## REQUIREMENTS
a) Please rename "Carnegie-Mellon University" to "CMU" and copy out the max subarray post, starting with "So for example" and going on through "University (Bentley 1984).".
b) Sum up the max subarray post in two sentences.
c) Resume the max subarray post after its final line and keep writing it.

Max Subarray in Haskell

2016-04-14  

David Lettier  

The Problem

We have a list or array of integers and wish to know what is the maximum positive sum we can find contained in some subarray in the list.

So for example say our array was [-1,2,3,4] then all the subarrays would be:

and the max subarray would be [2,3,4] for a total of 9. So subarray is defined as some section or the entire collection of the contiguous elements found in the array. For example [-1,4,3] would not be a subarray.

The problem was first posed by Ulf Grenander of Brown University in 1977, as a simplified model for maximum likelihood estimation of patterns in digitized images. A linear time algorithm was found soon afterwards by Jay Kadane of Carnegie-Mellon University (Bentley 1984).

We’ll also throw in a twist and say that if our array has only negative integers then we want the maximum one. And as an added kicker we will want to know what is the largest positive sum of any collection of elements in the array.

The Solution

One way to solve this problem would be to keep track of two indexes i and j and iterate through the array from 0 to N-1 for i and for each one of those iterations iterate through the array again from i to N-1 for j. Each time you iterate you take a slice of the array, compute the sum, and take the max of the sum and what you have seen already.

-- Puesdo code

{-
  max_sum = 0
  a = [...]
  N = length(a)
  for i in 0 through N-1
    for j in i through N-1
      max_sum = max(max_sum, sum(a[i through j])

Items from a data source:
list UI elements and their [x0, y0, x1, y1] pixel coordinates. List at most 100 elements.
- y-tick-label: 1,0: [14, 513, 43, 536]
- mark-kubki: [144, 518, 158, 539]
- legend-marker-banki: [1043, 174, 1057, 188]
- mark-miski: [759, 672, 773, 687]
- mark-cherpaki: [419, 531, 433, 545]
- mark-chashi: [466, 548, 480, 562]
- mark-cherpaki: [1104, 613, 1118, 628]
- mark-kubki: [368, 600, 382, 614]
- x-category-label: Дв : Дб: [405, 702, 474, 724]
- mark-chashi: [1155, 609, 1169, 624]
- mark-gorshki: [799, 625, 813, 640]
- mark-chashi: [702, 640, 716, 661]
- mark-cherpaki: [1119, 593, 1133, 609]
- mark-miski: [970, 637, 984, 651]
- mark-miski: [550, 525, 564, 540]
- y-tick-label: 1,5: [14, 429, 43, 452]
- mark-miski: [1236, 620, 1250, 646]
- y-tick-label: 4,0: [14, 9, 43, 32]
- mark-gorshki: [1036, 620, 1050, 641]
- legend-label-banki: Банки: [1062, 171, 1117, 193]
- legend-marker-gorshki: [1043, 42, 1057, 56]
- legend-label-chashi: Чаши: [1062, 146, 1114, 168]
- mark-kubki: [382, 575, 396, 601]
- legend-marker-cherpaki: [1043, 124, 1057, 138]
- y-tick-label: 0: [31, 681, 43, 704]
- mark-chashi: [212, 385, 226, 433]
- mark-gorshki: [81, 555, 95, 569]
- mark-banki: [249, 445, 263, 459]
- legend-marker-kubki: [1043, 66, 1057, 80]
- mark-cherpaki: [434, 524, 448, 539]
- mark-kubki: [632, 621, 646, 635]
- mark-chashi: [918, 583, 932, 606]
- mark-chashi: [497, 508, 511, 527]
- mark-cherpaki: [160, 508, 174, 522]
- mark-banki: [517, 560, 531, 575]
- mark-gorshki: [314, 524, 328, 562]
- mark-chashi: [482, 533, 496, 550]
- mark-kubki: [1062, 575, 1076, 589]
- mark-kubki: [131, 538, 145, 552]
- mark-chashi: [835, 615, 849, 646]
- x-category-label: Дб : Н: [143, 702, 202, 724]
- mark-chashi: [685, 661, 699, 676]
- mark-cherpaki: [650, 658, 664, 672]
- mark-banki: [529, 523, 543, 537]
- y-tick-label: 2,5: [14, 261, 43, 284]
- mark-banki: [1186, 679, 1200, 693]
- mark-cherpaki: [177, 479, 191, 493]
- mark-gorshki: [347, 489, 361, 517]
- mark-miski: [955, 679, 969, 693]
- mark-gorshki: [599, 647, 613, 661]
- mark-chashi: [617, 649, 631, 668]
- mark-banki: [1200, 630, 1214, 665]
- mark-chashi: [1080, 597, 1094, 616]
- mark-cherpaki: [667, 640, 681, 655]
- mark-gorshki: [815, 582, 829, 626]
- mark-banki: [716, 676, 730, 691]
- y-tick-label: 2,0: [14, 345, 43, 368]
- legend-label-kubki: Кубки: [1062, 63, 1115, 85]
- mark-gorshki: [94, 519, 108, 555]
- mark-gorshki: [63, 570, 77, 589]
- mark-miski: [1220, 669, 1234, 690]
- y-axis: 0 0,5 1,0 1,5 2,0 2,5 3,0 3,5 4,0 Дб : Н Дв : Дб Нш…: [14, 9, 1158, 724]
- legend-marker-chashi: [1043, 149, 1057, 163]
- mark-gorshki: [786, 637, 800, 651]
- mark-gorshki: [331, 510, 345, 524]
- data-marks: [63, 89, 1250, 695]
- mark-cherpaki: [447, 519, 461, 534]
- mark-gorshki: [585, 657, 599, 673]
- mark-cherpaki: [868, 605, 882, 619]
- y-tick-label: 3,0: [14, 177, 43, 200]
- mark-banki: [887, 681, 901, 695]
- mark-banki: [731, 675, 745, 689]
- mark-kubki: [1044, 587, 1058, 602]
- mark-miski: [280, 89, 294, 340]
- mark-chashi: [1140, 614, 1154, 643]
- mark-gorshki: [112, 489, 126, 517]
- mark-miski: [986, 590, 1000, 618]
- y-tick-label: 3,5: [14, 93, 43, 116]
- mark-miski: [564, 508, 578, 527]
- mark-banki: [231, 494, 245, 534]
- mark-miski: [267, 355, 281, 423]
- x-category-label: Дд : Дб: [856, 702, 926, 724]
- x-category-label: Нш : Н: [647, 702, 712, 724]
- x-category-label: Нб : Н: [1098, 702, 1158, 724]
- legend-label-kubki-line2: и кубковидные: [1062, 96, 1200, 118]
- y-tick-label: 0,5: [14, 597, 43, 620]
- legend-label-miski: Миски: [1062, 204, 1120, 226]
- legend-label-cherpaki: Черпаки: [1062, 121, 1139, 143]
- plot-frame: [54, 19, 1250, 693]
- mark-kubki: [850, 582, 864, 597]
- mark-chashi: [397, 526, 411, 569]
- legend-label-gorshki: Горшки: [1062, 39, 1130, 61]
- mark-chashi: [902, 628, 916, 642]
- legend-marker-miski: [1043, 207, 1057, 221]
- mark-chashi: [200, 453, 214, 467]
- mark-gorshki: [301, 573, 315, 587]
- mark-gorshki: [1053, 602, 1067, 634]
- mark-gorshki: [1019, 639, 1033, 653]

---

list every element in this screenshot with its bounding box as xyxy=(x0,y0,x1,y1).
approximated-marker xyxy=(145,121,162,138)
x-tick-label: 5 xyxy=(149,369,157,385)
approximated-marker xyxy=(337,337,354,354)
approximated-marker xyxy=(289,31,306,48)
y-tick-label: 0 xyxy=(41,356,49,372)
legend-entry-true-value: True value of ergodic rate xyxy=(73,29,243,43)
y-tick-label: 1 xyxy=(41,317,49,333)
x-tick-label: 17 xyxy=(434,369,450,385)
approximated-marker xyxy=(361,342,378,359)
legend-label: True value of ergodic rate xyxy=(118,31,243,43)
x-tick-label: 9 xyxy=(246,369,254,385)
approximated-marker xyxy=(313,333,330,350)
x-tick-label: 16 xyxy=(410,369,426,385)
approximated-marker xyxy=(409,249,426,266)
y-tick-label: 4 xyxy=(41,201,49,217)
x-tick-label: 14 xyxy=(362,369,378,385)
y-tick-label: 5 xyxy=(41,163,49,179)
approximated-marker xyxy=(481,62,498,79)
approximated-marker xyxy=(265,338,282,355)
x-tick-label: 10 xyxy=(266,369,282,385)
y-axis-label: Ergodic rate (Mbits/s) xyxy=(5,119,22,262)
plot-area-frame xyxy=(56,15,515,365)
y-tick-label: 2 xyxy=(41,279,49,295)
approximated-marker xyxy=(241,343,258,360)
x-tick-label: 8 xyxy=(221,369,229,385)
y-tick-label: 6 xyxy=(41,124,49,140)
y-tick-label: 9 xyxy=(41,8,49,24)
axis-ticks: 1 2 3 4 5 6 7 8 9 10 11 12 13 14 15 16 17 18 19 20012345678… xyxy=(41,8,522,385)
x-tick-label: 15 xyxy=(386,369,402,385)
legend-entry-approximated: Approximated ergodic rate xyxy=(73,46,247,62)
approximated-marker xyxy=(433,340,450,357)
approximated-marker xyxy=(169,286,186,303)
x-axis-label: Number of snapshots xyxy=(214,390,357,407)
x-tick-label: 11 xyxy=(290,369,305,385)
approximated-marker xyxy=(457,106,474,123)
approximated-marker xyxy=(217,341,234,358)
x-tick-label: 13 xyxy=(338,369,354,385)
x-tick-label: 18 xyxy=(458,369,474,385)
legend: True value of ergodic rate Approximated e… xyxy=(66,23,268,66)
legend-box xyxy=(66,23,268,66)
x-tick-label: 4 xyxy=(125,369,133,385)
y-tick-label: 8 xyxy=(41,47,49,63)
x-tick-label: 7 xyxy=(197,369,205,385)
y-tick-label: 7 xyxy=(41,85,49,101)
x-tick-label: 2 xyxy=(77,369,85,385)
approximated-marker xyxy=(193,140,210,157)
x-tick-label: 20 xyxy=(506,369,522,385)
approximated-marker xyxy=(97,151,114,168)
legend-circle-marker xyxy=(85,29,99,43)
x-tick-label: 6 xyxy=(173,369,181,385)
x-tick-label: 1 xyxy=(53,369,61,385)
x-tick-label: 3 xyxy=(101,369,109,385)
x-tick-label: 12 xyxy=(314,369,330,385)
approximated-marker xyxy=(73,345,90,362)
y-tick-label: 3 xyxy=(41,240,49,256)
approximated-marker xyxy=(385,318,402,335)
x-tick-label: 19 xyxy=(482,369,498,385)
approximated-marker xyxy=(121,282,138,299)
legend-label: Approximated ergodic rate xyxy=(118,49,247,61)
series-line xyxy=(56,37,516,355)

## ANSWERS TO THE EXERCISES
a)
So for example say our array was [-1,2,3,4] then all the subarrays would be:

and the max subarray would be [2,3,4] for a total of 9. So subarray is defined as some section or the entire collection of the contiguous elements found in the array. For example [-1,4,3] would not be a subarray.

The problem was first posed by Ulf Grenander of Brown University in 1977, as a simplified model for maximum likelihood estimation of patterns in digitized images. A linear time algorithm was found soon afterwards by Jay Kadane of CMU (Bentley 1984).

b) The post defines the maximum subarray problem as finding the largest positive sum within a contiguous section of an array of integers, and it adds two twists: returning the largest integer when all are negative, and finding the largest positive sum of any collection of elements. It notes that Ulf Grenander posed the problem in 1977 and that Jay Kadane soon found a linear time algorithm, then sketches a solution that loops over two indexes i and j and keeps the maximum sum of each slice.

c)
  return max_sum

  For a=[-1,2,3,4] this works out to:

  max_sum = 0
  max_sum = max(max_sum, sum([-1]))        -
  max_sum = max(max_sum, sum([-1,2]))      |
  max_sum = max(max_sum, sum([-1,2,3]))    |
  max_sum = max(max_sum, sum([-1,2,3,4]))  |
  max_sum = max(max_sum, sum([2]))         -
  max_sum = max(max_sum, sum([2,3]))       |
  max_sum = max(max_sum, sum([2,3,4]))     |
  max_sum = max(max_sum, sum([3]))         -
  max_sum = max(max_sum, sum([3,4]))       |
  max_sum = max(max_sum, sum([4]))         -
-}

For the first inner iteration we do four steps and then afterward we do three, then two, and then one step for a total of 10 steps. If the array was size five we would have done five, four, three, two, and then one step for a total of 15 steps. This works out to n(n+1)/2 steps for an array of size n (triangle numbers). So the number of steps of this algorithm is roughly n^2 (excluding the steps needed to sum each subarray).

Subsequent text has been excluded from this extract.